Il meurt le 11 septembre 1781a Versailles (Notices de Mme Campan ; Harlé ; A.M. Versailles, Saint Symphorien, 12 sept. 1781 ; Revue de l'histoire de Versailles et de Seine-et-Oise, 1923, p. 19-31, 170-183, 244-264).

2. Formation

G. est élevé au collège de Navarre puis au collège des Jésuites. Son père est un dévot, austère et autoritaire, dont il supporte mal les exigences. Le différend éclate entre père et fils à propos d'essais poétiques de G. jugés frivoles, et parce que G. refuse d'être magistrat (il a le goût des langues et de la littérature, dit Mme Campan). Il refuse aussi l'épouse riche et pieuse que lui destine son père, car il aime Lise Cardon, une lingère sans fortune. Il quitte la maison et reste quatre ans en Allemagne (1746-1750) où il étudie le droit public et apprend à parler «comme le saxon le mieux élevé». Puis il passe en Angleterre et prend pension chez le gouverneur du château de Douvres.

Il fut membre de la Société littéraire d'Upsal (D.L.F.).

3. Carrière

En 1750, il revient clandestinement en France voir sa mère et sa fiancée. Mais comme son père est toujours intraitable, il retourne en Angleterre et y reste jusqu'à sa majorité (13 déc. 1751). Il rentre en France et se marie dès janvier 1752. Le maréchal de Belle-Isle crée pour lui la place de secrétaire interprète aux Affaires étrangères, avec 6000 £ de traitement. Il s'installe à Versailles au printemps 1753. En 1756, son activité de traducteur se manifeste par la publication de plusieurs textes traduits de l'anglais. Pendant la guerre de Sept Ans, il accomplit de nombreuses besognes pour Choiseul et Belle-Isle. Il travaille aussi pour le ministère de la Guerre et de la Marine (Archives de la Guerre, Ya 194, p. 19).

Il se consacre particulièrement à l'Angleterre et rassemble, à partir de la lecture et de la traduction des gazettes anglaises, une masse d'informations, en particulier sur la marine (un dossier par bateau, dit Samoyault). «Il a un énorme cabinet divisé et sous-divisé en une infinité de tiroirs et dossiers classés et étiquetés [...]. Il était en position de corriger tous les rapports des espions employés par son propre gouvernement» (cité par Minnigerode comme le témoignage d'un espion publié en Angleterre en 1779 et envoyé à G. par Villoison). Le même Minnigerode cite une lettre de G. à Vergennes où il dit : «Je n'ai jamais rien appris des agents secrets : en fait je les ai souvent corrigés et leur unique mérite quand ils faisaient un rapport était de corroborer mon propre système». C'est dans cette documentation que G. va puiser la matière pour les périodiques dont il a la charge, commandités par les Affaires étrangères. En 1762, il est conseiller d'ambassade à Londres ; en 1763, premier secrétaire d'ambassade pour le traité de paix.

(Données stockées)
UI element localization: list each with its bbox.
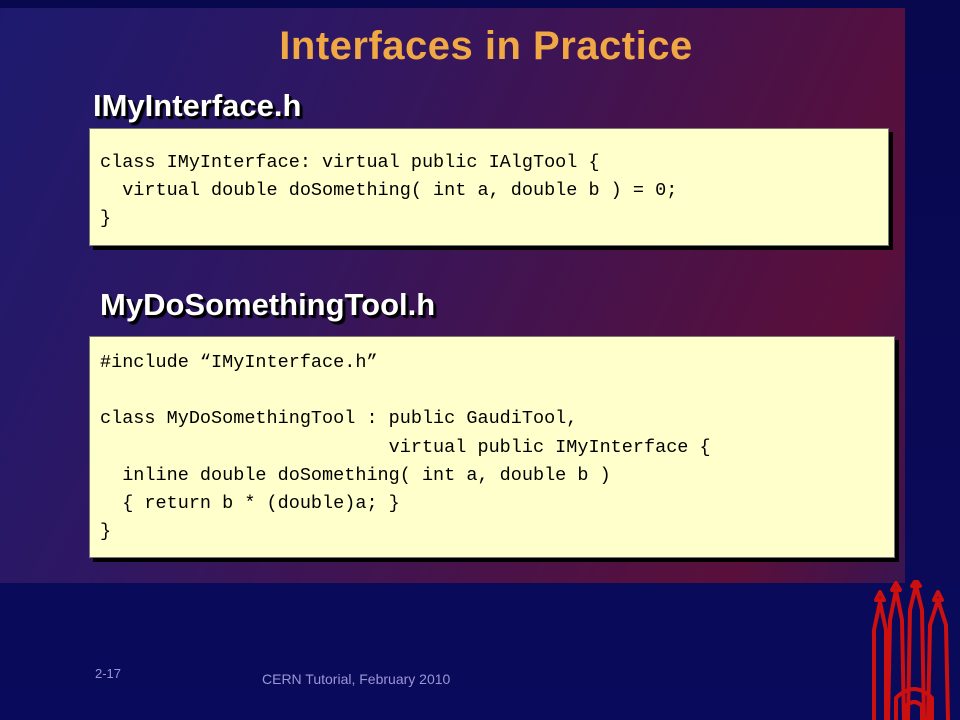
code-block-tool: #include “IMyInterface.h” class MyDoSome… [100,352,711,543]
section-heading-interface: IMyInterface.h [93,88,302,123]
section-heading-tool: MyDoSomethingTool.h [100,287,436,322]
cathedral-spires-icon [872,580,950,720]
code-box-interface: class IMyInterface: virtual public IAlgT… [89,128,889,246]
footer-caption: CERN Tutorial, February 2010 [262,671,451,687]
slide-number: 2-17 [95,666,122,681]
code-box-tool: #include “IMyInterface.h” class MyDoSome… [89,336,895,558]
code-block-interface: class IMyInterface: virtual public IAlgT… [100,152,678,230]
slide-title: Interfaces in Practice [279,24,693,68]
---
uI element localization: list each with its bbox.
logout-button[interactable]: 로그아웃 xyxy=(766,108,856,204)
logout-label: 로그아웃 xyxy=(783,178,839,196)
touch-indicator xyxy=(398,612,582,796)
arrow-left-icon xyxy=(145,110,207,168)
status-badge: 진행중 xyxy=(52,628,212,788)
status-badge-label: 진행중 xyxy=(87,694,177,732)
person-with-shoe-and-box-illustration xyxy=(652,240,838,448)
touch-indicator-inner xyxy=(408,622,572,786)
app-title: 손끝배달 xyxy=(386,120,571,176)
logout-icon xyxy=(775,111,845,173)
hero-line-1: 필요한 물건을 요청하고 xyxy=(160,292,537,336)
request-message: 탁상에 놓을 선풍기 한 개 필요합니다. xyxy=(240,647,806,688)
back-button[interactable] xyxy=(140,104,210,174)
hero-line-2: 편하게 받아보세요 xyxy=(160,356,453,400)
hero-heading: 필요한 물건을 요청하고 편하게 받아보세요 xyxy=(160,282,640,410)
--
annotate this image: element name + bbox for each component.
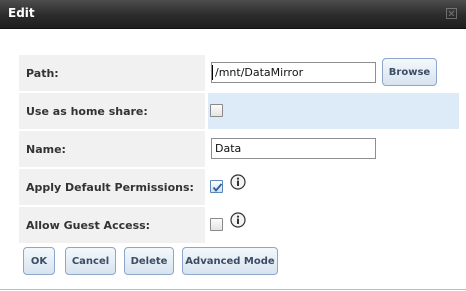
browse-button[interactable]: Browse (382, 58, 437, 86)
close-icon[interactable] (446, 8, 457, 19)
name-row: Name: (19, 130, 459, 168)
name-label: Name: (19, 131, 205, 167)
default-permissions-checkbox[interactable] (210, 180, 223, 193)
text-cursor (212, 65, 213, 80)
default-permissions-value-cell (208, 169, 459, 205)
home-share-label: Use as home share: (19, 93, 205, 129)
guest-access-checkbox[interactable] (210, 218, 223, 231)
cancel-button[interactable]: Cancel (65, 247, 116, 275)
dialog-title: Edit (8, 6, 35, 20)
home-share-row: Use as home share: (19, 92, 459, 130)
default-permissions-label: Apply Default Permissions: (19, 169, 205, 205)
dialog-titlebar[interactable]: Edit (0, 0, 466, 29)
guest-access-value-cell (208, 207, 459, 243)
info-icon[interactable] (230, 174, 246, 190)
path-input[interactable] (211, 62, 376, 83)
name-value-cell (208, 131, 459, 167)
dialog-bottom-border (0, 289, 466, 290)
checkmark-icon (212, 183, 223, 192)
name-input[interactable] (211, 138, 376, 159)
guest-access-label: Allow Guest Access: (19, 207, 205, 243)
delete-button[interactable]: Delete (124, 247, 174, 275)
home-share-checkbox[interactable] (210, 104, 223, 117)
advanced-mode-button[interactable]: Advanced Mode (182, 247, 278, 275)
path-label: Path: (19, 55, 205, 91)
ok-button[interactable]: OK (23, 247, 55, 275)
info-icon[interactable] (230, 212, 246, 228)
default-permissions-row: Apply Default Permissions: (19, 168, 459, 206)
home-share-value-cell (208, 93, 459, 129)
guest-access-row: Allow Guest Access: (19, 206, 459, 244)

### Objectifs
• 1. Recopiez, s'il vous plaît, le passage de l'extrait présenté qui va de « Il meurt le » à « 19-31, 170-183, 244-264). ».
• 2. D'après l'extrait présenté, quel traitement est attaché à la place de secrétaire interprète aux Affaires étrangères que le maréchal de Belle-Isle crée pour G. ?

### Réponses attendues
• 1.
Il meurt le 11 septembre 1781a Versailles (Notices de Mme Campan ; Harlé ; A.M. Versailles, Saint Symphorien, 12 sept. 1781 ; Revue de l'histoire de Versailles et de Seine-et-Oise, 1923, p. 19-31, 170-183, 244-264).

• 2. Un traitement de 6000 £.